**WHAT TO PRODUCE:** Exactly reproduce the lines that follow.

[Raw records]
[start]
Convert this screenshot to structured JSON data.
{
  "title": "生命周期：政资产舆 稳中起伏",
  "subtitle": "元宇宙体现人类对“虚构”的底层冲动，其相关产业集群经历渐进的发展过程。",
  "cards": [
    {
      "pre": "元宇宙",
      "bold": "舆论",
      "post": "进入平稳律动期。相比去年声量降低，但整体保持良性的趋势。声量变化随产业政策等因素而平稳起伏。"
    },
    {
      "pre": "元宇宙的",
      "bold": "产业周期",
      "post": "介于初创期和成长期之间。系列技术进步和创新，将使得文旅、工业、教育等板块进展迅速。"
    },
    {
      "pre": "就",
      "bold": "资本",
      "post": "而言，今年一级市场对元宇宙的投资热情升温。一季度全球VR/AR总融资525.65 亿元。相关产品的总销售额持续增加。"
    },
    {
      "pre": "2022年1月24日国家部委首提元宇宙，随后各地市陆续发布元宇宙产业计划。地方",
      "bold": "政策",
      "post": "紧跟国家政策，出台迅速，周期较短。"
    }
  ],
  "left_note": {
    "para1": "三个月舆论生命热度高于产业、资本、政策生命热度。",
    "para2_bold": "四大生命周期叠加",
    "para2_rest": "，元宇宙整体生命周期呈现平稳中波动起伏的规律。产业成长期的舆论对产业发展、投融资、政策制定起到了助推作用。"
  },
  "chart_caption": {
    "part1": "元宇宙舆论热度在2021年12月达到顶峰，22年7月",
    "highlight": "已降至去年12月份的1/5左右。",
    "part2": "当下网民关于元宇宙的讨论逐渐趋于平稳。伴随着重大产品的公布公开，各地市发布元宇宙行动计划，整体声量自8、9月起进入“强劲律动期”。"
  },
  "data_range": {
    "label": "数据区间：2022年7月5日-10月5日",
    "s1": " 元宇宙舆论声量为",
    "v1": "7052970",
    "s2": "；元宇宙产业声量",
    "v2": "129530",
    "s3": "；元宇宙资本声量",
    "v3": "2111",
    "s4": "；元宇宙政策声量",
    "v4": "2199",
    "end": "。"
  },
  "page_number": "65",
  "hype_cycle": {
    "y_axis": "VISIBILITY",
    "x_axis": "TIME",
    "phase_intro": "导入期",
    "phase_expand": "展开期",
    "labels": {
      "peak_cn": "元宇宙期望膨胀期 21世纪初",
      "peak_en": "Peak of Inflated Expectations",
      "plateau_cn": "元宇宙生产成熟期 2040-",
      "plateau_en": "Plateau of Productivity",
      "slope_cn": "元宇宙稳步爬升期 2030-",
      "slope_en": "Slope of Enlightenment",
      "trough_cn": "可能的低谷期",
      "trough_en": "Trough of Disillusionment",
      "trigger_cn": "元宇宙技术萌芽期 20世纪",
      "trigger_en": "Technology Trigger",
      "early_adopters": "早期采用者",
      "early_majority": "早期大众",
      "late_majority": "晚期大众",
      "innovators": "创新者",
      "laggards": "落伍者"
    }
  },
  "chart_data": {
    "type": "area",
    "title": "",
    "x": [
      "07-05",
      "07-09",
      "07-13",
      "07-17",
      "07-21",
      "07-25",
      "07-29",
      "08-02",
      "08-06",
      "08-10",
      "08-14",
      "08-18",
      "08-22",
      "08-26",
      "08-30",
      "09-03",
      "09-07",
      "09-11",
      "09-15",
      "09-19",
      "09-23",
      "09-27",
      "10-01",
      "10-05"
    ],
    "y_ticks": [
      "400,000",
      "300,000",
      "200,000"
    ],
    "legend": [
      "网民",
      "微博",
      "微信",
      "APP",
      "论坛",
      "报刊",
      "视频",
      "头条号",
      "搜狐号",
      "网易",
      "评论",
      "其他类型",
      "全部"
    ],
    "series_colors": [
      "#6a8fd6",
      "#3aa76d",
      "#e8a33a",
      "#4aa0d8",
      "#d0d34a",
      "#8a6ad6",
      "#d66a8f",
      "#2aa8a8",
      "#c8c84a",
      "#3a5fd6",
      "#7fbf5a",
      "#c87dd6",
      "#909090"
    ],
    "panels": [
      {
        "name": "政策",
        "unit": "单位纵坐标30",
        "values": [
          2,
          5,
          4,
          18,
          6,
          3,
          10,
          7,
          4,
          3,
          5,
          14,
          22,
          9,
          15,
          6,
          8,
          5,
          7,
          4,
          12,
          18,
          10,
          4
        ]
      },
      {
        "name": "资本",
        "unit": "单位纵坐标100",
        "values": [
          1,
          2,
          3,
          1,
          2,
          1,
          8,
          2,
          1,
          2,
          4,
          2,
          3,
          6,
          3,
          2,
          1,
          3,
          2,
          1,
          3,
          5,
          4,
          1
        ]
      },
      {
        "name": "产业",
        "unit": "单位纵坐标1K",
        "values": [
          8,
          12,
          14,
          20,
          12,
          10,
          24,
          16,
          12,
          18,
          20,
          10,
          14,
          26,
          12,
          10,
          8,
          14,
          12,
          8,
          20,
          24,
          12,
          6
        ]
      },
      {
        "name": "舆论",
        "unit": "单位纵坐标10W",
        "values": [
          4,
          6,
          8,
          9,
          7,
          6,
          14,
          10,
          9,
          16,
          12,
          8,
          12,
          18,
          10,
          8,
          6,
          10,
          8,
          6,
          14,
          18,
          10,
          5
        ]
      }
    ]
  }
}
[end]
**TASK SOLUTION:**
Convert this screenshot to structured JSON data.
{
  "title": "生命周期：政资产舆 稳中起伏",
  "subtitle": "元宇宙体现人类对“虚构”的底层冲动，其相关产业集群经历渐进的发展过程。",
  "cards": [
    {
      "pre": "元宇宙",
      "bold": "舆论",
      "post": "进入平稳律动期。相比去年声量降低，但整体保持良性的趋势。声量变化随产业政策等因素而平稳起伏。"
    },
    {
      "pre": "元宇宙的",
      "bold": "产业周期",
      "post": "介于初创期和成长期之间。系列技术进步和创新，将使得文旅、工业、教育等板块进展迅速。"
    },
    {
      "pre": "就",
      "bold": "资本",
      "post": "而言，今年一级市场对元宇宙的投资热情升温。一季度全球VR/AR总融资525.65 亿元。相关产品的总销售额持续增加。"
    },
    {
      "pre": "2022年1月24日国家部委首提元宇宙，随后各地市陆续发布元宇宙产业计划。地方",
      "bold": "政策",
      "post": "紧跟国家政策，出台迅速，周期较短。"
    }
  ],
  "left_note": {
    "para1": "三个月舆论生命热度高于产业、资本、政策生命热度。",
    "para2_bold": "四大生命周期叠加",
    "para2_rest": "，元宇宙整体生命周期呈现平稳中波动起伏的规律。产业成长期的舆论对产业发展、投融资、政策制定起到了助推作用。"
  },
  "chart_caption": {
    "part1": "元宇宙舆论热度在2021年12月达到顶峰，22年7月",
    "highlight": "已降至去年12月份的1/5左右。",
    "part2": "当下网民关于元宇宙的讨论逐渐趋于平稳。伴随着重大产品的公布公开，各地市发布元宇宙行动计划，整体声量自8、9月起进入“强劲律动期”。"
  },
  "data_range": {
    "label": "数据区间：2022年7月5日-10月5日",
    "s1": " 元宇宙舆论声量为",
    "v1": "7052970",
    "s2": "；元宇宙产业声量",
    "v2": "129530",
    "s3": "；元宇宙资本声量",
    "v3": "2111",
    "s4": "；元宇宙政策声量",
    "v4": "2199",
    "end": "。"
  },
  "page_number": "65",
  "hype_cycle": {
    "y_axis": "VISIBILITY",
    "x_axis": "TIME",
    "phase_intro": "导入期",
    "phase_expand": "展开期",
    "labels": {
      "peak_cn": "元宇宙期望膨胀期 21世纪初",
      "peak_en": "Peak of Inflated Expectations",
      "plateau_cn": "元宇宙生产成熟期 2040-",
      "plateau_en": "Plateau of Productivity",
      "slope_cn": "元宇宙稳步爬升期 2030-",
      "slope_en": "Slope of Enlightenment",
      "trough_cn": "可能的低谷期",
      "trough_en": "Trough of Disillusionment",
      "trigger_cn": "元宇宙技术萌芽期 20世纪",
      "trigger_en": "Technology Trigger",
      "early_adopters": "早期采用者",
      "early_majority": "早期大众",
      "late_majority": "晚期大众",
      "innovators": "创新者",
      "laggards": "落伍者"
    }
  },
  "chart_data": {
    "type": "area",
    "title": "",
    "x": [
      "07-05",
      "07-09",
      "07-13",
      "07-17",
      "07-21",
      "07-25",
      "07-29",
      "08-02",
      "08-06",
      "08-10",
      "08-14",
      "08-18",
      "08-22",
      "08-26",
      "08-30",
      "09-03",
      "09-07",
      "09-11",
      "09-15",
      "09-19",
      "09-23",
      "09-27",
      "10-01",
      "10-05"
    ],
    "y_ticks": [
      "400,000",
      "300,000",
      "200,000"
    ],
    "legend": [
      "网民",
      "微博",
      "微信",
      "APP",
      "论坛",
      "报刊",
      "视频",
      "头条号",
      "搜狐号",
      "网易",
      "评论",
      "其他类型",
      "全部"
    ],
    "series_colors": [
      "#6a8fd6",
      "#3aa76d",
      "#e8a33a",
      "#4aa0d8",
      "#d0d34a",
      "#8a6ad6",
      "#d66a8f",
      "#2aa8a8",
      "#c8c84a",
      "#3a5fd6",
      "#7fbf5a",
      "#c87dd6",
      "#909090"
    ],
    "panels": [
      {
        "name": "政策",
        "unit": "单位纵坐标30",
        "values": [
          2,
          5,
          4,
          18,
          6,
          3,
          10,
          7,
          4,
          3,
          5,
          14,
          22,
          9,
          15,
          6,
          8,
          5,
          7,
          4,
          12,
          18,
          10,
          4
        ]
      },
      {
        "name": "资本",
        "unit": "单位纵坐标100",
        "values": [
          1,
          2,
          3,
          1,
          2,
          1,
          8,
          2,
          1,
          2,
          4,
          2,
          3,
          6,
          3,
          2,
          1,
          3,
          2,
          1,
          3,
          5,
          4,
          1
        ]
      },
      {
        "name": "产业",
        "unit": "单位纵坐标1K",
        "values": [
          8,
          12,
          14,
          20,
          12,
          10,
          24,
          16,
          12,
          18,
          20,
          10,
          14,
          26,
          12,
          10,
          8,
          14,
          12,
          8,
          20,
          24,
          12,
          6
        ]
      },
      {
        "name": "舆论",
        "unit": "单位纵坐标10W",
        "values": [
          4,
          6,
          8,
          9,
          7,
          6,
          14,
          10,
          9,
          16,
          12,
          8,
          12,
          18,
          10,
          8,
          6,
          10,
          8,
          6,
          14,
          18,
          10,
          5
        ]
      }
    ]
  }
}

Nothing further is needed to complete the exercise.